### Problem details
Find the string "acetic" in the records. Copy every line it appears in.

### Provided data

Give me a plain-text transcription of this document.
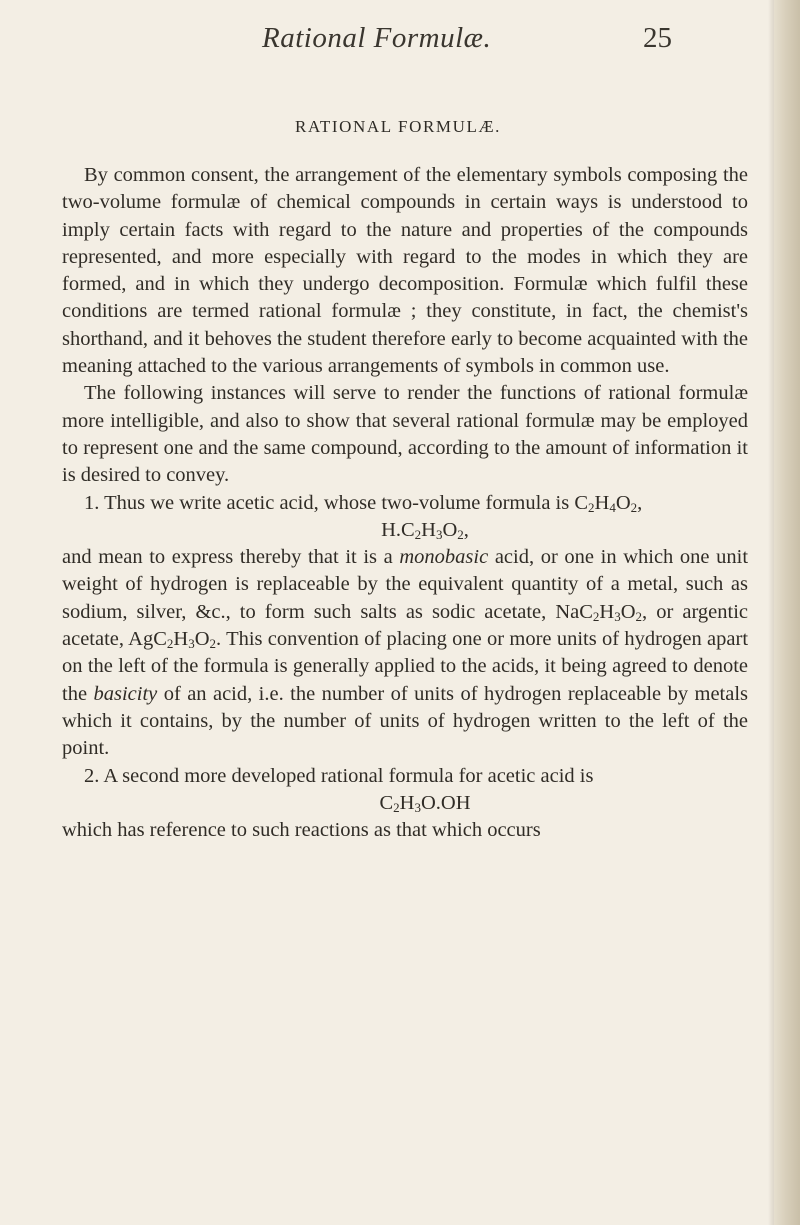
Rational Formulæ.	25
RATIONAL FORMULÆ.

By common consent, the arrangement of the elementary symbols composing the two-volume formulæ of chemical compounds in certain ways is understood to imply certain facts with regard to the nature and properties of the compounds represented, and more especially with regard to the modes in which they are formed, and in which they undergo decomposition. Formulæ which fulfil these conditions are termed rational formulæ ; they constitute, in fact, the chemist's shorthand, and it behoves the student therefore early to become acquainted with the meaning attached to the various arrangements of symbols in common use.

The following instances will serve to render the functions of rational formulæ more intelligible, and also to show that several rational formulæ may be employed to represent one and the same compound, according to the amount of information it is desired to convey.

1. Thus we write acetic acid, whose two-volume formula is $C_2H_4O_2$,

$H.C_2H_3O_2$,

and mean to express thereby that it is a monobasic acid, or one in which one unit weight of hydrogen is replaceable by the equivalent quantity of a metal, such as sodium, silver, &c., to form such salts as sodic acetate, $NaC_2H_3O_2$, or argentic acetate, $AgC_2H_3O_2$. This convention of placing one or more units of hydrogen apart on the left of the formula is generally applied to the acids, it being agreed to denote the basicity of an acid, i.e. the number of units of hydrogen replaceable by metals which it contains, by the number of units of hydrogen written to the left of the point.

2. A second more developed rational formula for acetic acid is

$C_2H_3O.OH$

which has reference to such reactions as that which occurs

### Result of the task
1. Thus we write acetic acid, whose two-volume formula is $C_2H_4O_2$,
2. A second more developed rational formula for acetic acid is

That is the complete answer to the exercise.